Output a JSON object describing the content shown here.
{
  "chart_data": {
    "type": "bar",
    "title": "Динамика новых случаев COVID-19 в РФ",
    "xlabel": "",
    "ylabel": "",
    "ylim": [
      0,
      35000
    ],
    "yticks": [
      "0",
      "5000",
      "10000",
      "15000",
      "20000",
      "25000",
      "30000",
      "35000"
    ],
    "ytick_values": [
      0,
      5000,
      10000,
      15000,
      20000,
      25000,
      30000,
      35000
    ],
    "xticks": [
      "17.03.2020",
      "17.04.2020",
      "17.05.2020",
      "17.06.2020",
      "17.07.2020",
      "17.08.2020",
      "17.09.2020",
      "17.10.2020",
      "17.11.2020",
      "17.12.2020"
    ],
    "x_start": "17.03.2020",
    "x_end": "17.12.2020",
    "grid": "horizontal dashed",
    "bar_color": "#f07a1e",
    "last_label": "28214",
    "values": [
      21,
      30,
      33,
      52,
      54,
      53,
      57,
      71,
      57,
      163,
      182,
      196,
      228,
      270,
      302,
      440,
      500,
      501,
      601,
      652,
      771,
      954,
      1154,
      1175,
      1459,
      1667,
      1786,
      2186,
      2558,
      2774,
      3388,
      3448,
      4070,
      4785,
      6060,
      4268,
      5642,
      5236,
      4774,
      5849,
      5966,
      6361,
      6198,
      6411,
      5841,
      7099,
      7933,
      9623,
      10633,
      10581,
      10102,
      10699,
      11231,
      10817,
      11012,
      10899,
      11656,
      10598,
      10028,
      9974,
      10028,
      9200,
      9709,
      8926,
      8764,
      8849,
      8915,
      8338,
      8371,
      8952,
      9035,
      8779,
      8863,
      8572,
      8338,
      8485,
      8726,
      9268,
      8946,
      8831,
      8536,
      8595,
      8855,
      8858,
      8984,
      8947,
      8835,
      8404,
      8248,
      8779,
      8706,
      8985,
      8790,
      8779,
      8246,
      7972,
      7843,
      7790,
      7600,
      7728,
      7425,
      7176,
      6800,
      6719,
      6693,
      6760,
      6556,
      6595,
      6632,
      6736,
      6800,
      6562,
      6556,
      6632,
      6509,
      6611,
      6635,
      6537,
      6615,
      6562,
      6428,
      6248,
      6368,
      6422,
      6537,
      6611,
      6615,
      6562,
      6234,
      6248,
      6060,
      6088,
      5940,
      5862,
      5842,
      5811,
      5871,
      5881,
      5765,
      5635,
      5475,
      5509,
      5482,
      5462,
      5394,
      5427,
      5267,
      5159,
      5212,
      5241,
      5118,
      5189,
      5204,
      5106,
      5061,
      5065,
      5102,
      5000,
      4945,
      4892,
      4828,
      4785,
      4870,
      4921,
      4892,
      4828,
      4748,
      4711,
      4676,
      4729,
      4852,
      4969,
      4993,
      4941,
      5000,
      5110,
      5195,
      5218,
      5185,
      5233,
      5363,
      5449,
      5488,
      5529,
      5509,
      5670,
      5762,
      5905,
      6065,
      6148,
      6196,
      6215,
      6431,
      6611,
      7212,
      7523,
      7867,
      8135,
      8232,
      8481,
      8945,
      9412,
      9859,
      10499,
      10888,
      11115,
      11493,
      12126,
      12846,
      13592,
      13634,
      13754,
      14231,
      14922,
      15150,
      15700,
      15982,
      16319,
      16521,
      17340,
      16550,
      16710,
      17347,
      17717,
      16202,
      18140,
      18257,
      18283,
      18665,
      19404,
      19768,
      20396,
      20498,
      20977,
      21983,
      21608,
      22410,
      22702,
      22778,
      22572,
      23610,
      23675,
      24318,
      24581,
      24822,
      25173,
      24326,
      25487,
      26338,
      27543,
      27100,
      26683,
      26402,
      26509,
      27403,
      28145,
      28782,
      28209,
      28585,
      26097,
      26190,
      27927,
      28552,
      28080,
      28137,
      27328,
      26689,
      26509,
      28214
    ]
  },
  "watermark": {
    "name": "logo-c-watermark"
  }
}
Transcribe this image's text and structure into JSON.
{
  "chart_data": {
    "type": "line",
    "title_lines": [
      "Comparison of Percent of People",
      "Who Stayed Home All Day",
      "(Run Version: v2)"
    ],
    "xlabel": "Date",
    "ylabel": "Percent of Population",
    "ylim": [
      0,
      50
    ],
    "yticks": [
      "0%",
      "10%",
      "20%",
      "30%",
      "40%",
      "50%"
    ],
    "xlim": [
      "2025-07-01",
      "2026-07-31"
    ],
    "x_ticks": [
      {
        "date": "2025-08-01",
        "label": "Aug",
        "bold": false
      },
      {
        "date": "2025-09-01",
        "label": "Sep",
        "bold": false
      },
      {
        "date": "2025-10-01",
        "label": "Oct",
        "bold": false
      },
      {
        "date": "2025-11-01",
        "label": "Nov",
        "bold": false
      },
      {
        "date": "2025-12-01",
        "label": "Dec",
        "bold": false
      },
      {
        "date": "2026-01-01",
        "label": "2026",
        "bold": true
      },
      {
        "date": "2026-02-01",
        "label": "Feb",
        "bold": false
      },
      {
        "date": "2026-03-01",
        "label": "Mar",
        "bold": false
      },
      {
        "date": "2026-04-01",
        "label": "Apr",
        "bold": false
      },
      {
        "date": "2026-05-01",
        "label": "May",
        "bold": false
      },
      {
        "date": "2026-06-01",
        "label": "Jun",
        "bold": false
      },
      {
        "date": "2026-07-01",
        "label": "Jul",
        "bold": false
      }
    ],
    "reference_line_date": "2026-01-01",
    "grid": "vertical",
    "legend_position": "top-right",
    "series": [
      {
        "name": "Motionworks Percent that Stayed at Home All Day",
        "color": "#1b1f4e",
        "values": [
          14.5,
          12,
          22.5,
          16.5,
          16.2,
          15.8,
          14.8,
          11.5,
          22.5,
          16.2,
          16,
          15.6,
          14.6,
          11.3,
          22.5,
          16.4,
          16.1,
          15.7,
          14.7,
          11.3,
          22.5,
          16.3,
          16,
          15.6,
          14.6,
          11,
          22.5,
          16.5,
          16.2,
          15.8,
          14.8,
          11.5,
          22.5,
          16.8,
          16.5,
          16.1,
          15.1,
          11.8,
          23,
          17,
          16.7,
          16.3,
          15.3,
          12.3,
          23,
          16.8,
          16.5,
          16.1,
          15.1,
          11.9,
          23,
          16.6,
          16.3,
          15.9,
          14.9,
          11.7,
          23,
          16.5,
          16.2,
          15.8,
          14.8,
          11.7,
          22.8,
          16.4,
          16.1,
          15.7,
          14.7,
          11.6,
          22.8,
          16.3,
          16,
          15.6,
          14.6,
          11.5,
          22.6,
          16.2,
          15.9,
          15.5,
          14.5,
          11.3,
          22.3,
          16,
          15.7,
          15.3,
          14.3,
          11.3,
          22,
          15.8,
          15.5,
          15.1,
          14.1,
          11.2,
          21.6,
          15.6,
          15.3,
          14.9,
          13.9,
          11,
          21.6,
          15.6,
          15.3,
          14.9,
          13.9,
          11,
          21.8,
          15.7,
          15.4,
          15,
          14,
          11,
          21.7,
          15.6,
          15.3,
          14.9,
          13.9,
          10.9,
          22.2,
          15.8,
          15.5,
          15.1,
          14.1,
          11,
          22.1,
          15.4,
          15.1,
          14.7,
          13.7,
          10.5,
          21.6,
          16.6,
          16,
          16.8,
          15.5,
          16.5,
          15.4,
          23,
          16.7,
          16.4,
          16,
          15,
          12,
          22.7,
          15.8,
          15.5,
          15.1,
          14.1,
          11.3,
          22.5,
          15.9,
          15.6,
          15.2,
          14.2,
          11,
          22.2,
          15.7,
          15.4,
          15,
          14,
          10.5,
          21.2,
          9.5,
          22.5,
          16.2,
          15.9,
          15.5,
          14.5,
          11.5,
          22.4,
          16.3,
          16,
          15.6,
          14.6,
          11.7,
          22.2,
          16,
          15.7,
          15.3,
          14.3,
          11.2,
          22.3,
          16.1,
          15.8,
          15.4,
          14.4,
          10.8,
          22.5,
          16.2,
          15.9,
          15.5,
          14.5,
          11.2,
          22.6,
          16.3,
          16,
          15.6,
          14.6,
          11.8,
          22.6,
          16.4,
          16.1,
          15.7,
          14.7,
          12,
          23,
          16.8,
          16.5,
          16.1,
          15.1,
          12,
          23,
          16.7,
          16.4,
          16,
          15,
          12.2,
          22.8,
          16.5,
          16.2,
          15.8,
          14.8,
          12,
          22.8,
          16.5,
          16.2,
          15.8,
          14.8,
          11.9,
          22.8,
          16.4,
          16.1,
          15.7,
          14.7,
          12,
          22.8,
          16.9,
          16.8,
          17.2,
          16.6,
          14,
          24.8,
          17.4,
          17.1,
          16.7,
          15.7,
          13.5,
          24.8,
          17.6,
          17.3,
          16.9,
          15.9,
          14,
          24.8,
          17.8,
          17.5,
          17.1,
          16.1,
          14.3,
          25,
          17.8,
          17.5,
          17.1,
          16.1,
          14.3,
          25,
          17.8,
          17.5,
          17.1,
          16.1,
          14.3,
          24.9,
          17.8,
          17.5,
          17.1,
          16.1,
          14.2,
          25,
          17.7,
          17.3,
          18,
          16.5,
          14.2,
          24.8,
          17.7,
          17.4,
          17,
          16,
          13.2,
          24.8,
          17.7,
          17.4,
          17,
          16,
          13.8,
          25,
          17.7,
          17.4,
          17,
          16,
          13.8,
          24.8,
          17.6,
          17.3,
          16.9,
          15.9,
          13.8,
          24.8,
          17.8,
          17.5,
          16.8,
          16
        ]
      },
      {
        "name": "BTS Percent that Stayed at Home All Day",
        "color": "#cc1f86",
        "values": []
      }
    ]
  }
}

*TO BE DONE:* Collect each line containing the string "that".

*OUTPUT OF THE TASK:*
        "name": "Motionworks Percent that Stayed at Home All Day",
        "name": "BTS Percent that Stayed at Home All Day",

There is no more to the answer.